CHECK YOUR UNDERSTANDING:
1/ According to the OSCE guide, what do the examiners mark in a simulation station?
2/ Return the part of the OSCE guide that opens with the words containing "Simulation Station Masterclass" and closes with "is not working?", copying it without changes.
━━━━━ PAGE EXTRACT ━━━━━
Radiology. Systematic CXR interpretation (ABCDE approach: Airway, Breathing, Cardiac, Diaphragm, Everything else). CT interpretation focused on the key findings relevant to the clinical scenario. You are not expected to be a radiologist — you are expected to identify the critical findings that change management.
Simulation Station Masterclass
Simulation stations test your ability to manage clinical emergencies in real time — typically using mannequins and simulated scenarios.
Verbalise everything. The examiners mark what you say, not what you do silently. State your assessment findings out loud ("the patient is in pulseless VT"), announce your interventions ("I am defibrillating at 200 joules"), and communicate your reasoning ("the rhythm has not changed, I am continuing CPR and giving adrenaline 1mg IV").
Follow algorithms but think beyond them. Know the ALS algorithms automatically — but also demonstrate the thinking that goes beyond the algorithm. What are the reversible causes? What is the likely aetiology in this specific patient? What would you do differently if the standard approach is not working?
Lead the team. Simulation stations often include simulated team members. Delegate tasks clearly. Assign roles. Use closed-loop communication ("Can you draw up 1mg adrenaline IV please?" → "Drawing up 1mg adrenaline IV" → "Thank you, please administer now"). This demonstrates leadership and teamwork — both OSCE marking criteria.
Manage your time. Seven minutes is short for a resuscitation scenario. Start acting immediately after reading the prompt. Do not spend 2 minutes asking preliminary questions when the mannequin is in cardiac arrest.
━━━━━ SOURCE INFORMATION ━━━━━
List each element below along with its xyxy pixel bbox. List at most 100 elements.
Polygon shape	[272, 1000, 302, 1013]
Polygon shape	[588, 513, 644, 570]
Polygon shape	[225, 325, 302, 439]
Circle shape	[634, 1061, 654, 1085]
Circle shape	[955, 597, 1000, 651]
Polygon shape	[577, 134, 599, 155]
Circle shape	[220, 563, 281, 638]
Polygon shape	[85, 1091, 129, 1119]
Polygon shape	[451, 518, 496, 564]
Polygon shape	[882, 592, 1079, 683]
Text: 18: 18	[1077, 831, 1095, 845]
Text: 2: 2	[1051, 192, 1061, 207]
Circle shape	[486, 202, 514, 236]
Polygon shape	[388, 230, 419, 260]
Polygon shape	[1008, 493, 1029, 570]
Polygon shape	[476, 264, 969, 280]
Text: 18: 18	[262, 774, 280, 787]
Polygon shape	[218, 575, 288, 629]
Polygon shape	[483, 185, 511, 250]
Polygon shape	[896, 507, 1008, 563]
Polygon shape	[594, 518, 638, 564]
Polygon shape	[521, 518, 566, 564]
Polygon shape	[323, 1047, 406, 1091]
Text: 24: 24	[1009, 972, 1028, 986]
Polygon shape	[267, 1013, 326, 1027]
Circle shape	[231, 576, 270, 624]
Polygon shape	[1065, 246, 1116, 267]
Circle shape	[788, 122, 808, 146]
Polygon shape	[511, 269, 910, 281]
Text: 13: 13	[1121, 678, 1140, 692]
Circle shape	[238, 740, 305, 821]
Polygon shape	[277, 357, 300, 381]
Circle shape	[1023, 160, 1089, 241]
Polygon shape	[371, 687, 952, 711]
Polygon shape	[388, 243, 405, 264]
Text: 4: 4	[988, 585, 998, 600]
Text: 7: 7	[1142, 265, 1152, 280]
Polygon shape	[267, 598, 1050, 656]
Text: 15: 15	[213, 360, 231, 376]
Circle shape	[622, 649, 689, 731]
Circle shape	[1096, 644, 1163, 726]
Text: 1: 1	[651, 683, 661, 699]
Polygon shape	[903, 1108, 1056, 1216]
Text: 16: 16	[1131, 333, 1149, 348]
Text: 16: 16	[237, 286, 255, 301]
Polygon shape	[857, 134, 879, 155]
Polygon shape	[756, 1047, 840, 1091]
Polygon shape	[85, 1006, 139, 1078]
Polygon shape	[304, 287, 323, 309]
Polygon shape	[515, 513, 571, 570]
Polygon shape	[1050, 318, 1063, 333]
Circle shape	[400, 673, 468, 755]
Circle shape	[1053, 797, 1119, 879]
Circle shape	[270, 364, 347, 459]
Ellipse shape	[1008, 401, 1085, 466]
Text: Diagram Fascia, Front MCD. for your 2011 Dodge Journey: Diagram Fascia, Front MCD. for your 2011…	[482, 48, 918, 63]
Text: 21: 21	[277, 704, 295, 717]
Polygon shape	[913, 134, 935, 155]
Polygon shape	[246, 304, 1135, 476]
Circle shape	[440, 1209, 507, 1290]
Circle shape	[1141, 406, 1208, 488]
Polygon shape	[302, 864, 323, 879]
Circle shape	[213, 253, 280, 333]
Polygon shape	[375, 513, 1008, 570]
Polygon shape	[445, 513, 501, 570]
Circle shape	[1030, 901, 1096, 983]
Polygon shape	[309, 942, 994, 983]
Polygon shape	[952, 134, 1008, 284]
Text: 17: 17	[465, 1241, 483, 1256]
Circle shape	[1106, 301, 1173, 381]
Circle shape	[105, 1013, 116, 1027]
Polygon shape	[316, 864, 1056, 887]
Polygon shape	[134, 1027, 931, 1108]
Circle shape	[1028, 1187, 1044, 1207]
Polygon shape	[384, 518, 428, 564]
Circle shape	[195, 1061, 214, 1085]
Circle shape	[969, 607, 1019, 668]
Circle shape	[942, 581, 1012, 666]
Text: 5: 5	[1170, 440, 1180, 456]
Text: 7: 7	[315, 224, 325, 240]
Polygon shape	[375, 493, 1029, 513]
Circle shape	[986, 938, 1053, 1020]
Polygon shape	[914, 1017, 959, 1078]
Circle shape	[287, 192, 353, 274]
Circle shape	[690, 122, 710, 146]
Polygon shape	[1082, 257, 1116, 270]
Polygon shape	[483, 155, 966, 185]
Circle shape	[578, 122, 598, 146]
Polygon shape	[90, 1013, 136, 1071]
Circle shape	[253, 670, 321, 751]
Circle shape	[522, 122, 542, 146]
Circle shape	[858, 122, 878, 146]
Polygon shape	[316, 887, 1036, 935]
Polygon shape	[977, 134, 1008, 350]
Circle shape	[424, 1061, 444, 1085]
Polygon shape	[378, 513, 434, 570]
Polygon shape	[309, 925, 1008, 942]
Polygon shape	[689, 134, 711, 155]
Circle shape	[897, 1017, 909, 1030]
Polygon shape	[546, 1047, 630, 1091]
━━━━━
TASK-BY-TASK OUTPUTS:
1/ What you say, not what you do silently.

2/
Simulation Station Masterclass
Simulation stations test your ability to manage clinical emergencies in real time — typically using mannequins and simulated scenarios.
Verbalise everything. The examiners mark what you say, not what you do silently. State your assessment findings out loud ("the patient is in pulseless VT"), announce your interventions ("I am defibrillating at 200 joules"), and communicate your reasoning ("the rhythm has not changed, I am continuing CPR and giving adrenaline 1mg IV").
Follow algorithms but think beyond them. Know the ALS algorithms automatically — but also demonstrate the thinking that goes beyond the algorithm. What are the reversible causes? What is the likely aetiology in this specific patient? What would you do differently if the standard approach is not working?